* **WRITTEN INSTRUCTION**
Transcribe the records exactly. Pictures do not belong in the transcription.

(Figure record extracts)
────────

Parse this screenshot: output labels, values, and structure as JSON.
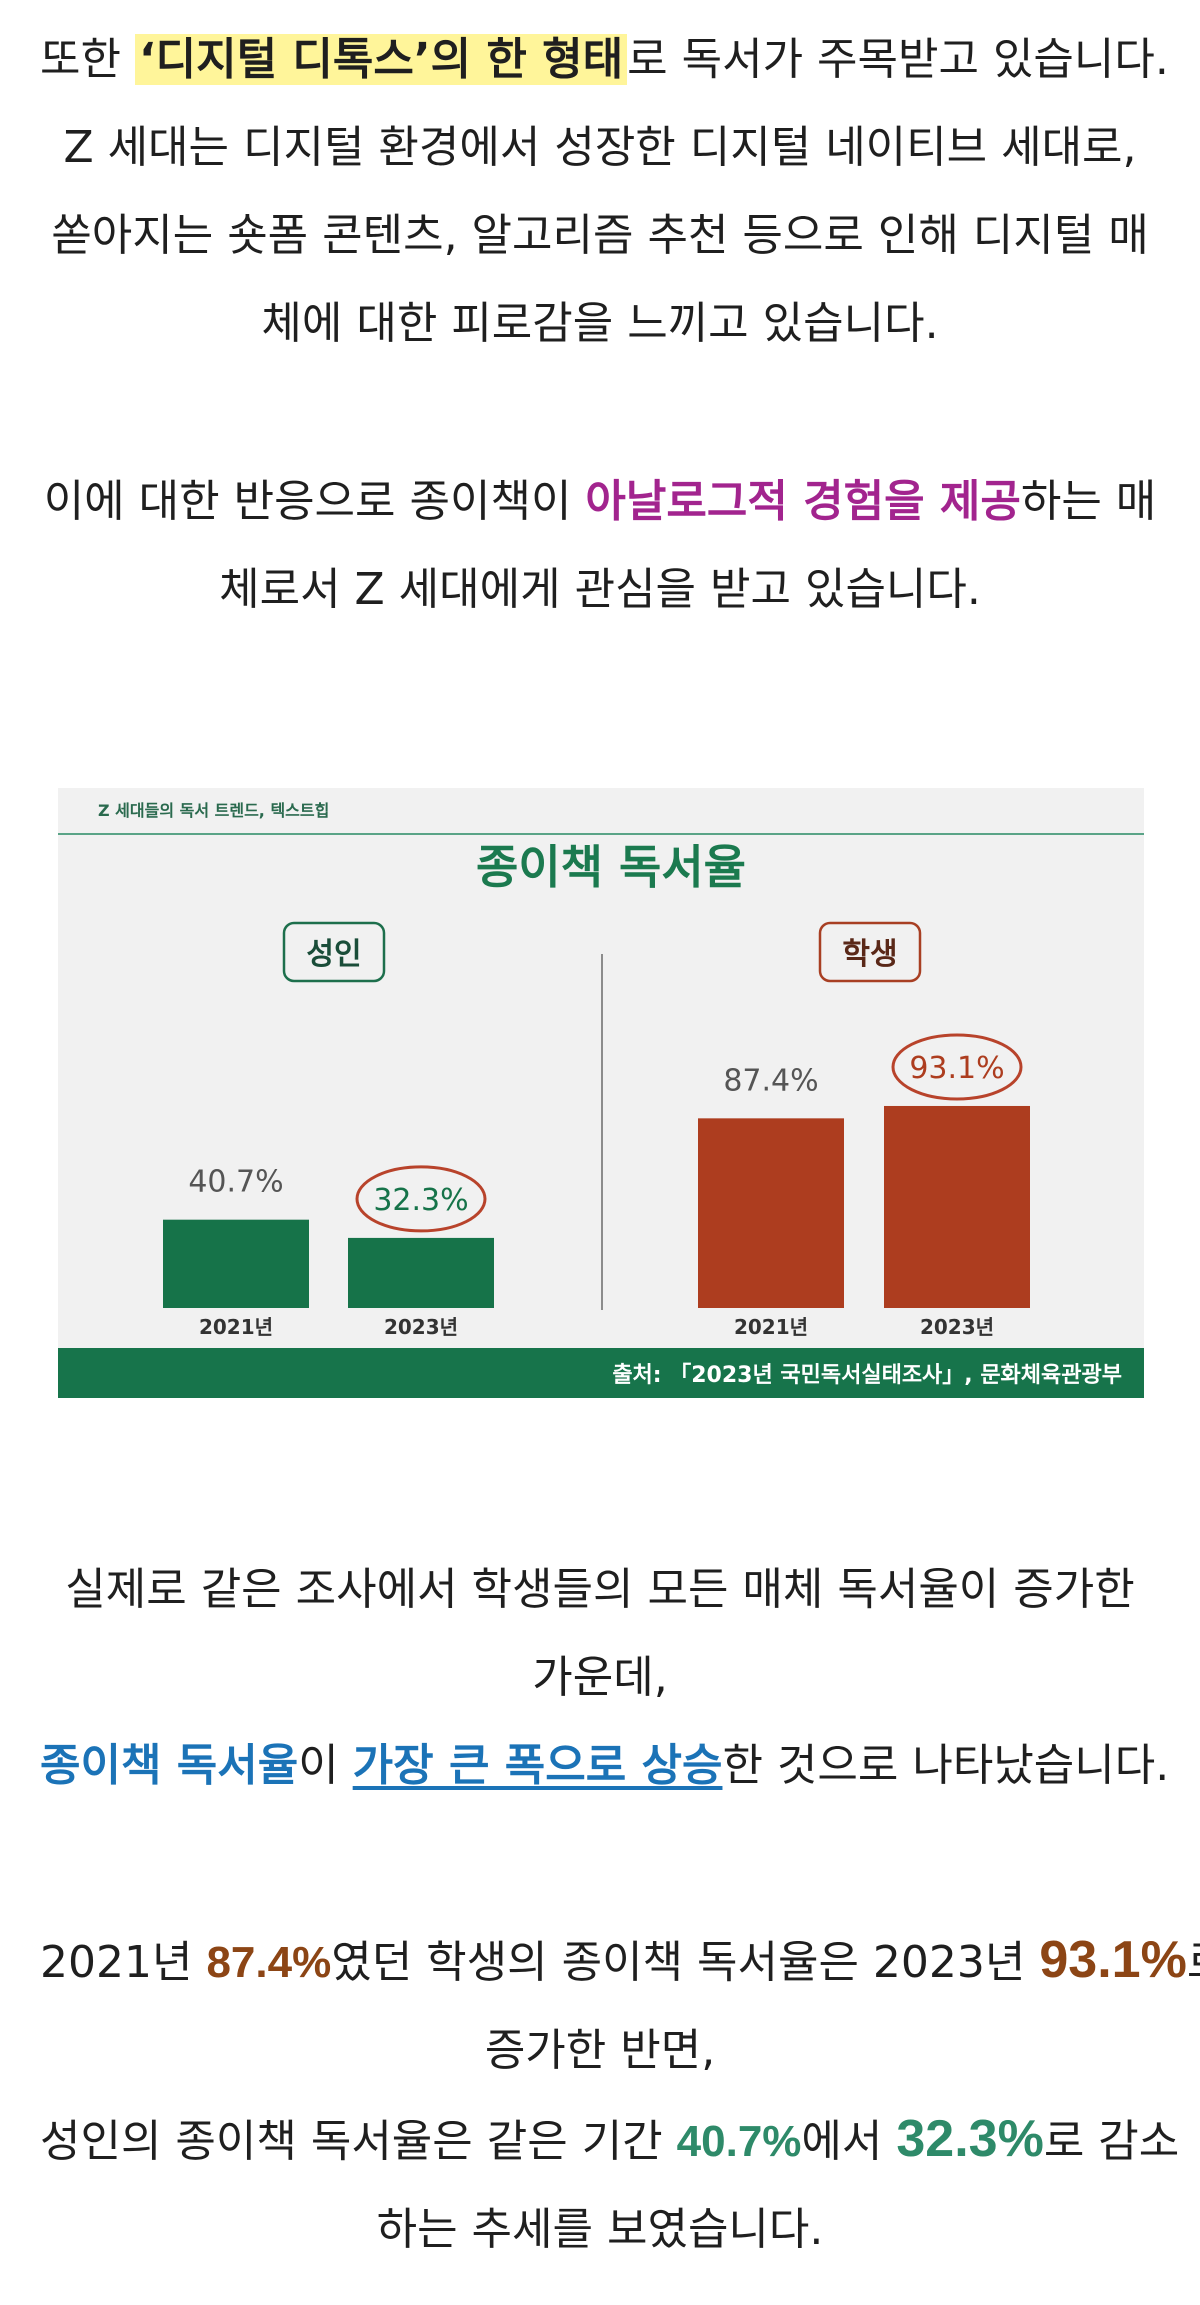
{
  "para1": {
    "l1_a": "또한 ",
    "l1_hl": "‘디지털 디톡스’의 한 형태",
    "l1_b": "로 독서가 주목받고 있습니다.",
    "l2": "Z 세대는 디지털 환경에서 성장한 디지털 네이티브 세대로,",
    "l3": "쏟아지는 숏폼 콘텐츠, 알고리즘 추천 등으로 인해 디지털 매",
    "l4": "체에 대한 피로감을 느끼고 있습니다."
  },
  "para2": {
    "l1_a": "이에 대한 반응으로 종이책이 ",
    "l1_hl": "아날로그적 경험을 제공",
    "l1_b": "하는 매",
    "l2": "체로서 Z 세대에게 관심을 받고 있습니다."
  },
  "chart_data": {
    "type": "bar",
    "header_label": "Z 세대들의 독서 트렌드, 텍스트힙",
    "title": "종이책 독서율",
    "source": "출처: 「2023년 국민독서실태조사」, 문화체육관광부",
    "categories": [
      "2021년",
      "2023년"
    ],
    "unit": "%",
    "panels": [
      {
        "name": "성인",
        "color": "#167349",
        "values": [
          40.7,
          32.3
        ],
        "labels": [
          "40.7%",
          "32.3%"
        ],
        "highlight_index": 1
      },
      {
        "name": "학생",
        "color": "#ad3d1f",
        "values": [
          87.4,
          93.1
        ],
        "labels": [
          "87.4%",
          "93.1%"
        ],
        "highlight_index": 1
      }
    ],
    "ylim": [
      0,
      100
    ],
    "colors": {
      "green": "#167349",
      "red": "#ad3d1f",
      "circle": "#b8432b",
      "footer": "#17744b",
      "background": "#f1f1f1"
    }
  },
  "para3": {
    "l1": "실제로 같은 조사에서 학생들의 모든 매체 독서율이 증가한",
    "l2": "가운데,",
    "l3_blue": "종이책 독서율",
    "l3_a": "이 ",
    "l3_u": "가장 큰 폭으로 상승",
    "l3_b": "한 것으로 나타났습니다."
  },
  "para4": {
    "l1_a": "2021년 ",
    "l1_v1": "87.4%",
    "l1_b": "였던 학생의 종이책 독서율은 2023년 ",
    "l1_v2": "93.1%",
    "l1_c": "로",
    "l2": "증가한 반면,",
    "l3_a": "성인의 종이책 독서율은 같은 기간 ",
    "l3_v1": "40.7%",
    "l3_b": "에서 ",
    "l3_v2": "32.3%",
    "l3_c": "로 감소",
    "l4": "하는 추세를 보였습니다."
  }
}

────────

* **SOLVED PROBLEM**
Parse this screenshot: output labels, values, and structure as JSON.
{
  "para1": {
    "l1_a": "또한 ",
    "l1_hl": "‘디지털 디톡스’의 한 형태",
    "l1_b": "로 독서가 주목받고 있습니다.",
    "l2": "Z 세대는 디지털 환경에서 성장한 디지털 네이티브 세대로,",
    "l3": "쏟아지는 숏폼 콘텐츠, 알고리즘 추천 등으로 인해 디지털 매",
    "l4": "체에 대한 피로감을 느끼고 있습니다."
  },
  "para2": {
    "l1_a": "이에 대한 반응으로 종이책이 ",
    "l1_hl": "아날로그적 경험을 제공",
    "l1_b": "하는 매",
    "l2": "체로서 Z 세대에게 관심을 받고 있습니다."
  },
  "chart_data": {
    "type": "bar",
    "header_label": "Z 세대들의 독서 트렌드, 텍스트힙",
    "title": "종이책 독서율",
    "source": "출처: 「2023년 국민독서실태조사」, 문화체육관광부",
    "categories": [
      "2021년",
      "2023년"
    ],
    "unit": "%",
    "panels": [
      {
        "name": "성인",
        "color": "#167349",
        "values": [
          40.7,
          32.3
        ],
        "labels": [
          "40.7%",
          "32.3%"
        ],
        "highlight_index": 1
      },
      {
        "name": "학생",
        "color": "#ad3d1f",
        "values": [
          87.4,
          93.1
        ],
        "labels": [
          "87.4%",
          "93.1%"
        ],
        "highlight_index": 1
      }
    ],
    "ylim": [
      0,
      100
    ],
    "colors": {
      "green": "#167349",
      "red": "#ad3d1f",
      "circle": "#b8432b",
      "footer": "#17744b",
      "background": "#f1f1f1"
    }
  },
  "para3": {
    "l1": "실제로 같은 조사에서 학생들의 모든 매체 독서율이 증가한",
    "l2": "가운데,",
    "l3_blue": "종이책 독서율",
    "l3_a": "이 ",
    "l3_u": "가장 큰 폭으로 상승",
    "l3_b": "한 것으로 나타났습니다."
  },
  "para4": {
    "l1_a": "2021년 ",
    "l1_v1": "87.4%",
    "l1_b": "였던 학생의 종이책 독서율은 2023년 ",
    "l1_v2": "93.1%",
    "l1_c": "로",
    "l2": "증가한 반면,",
    "l3_a": "성인의 종이책 독서율은 같은 기간 ",
    "l3_v1": "40.7%",
    "l3_b": "에서 ",
    "l3_v2": "32.3%",
    "l3_c": "로 감소",
    "l4": "하는 추세를 보였습니다."
  }
}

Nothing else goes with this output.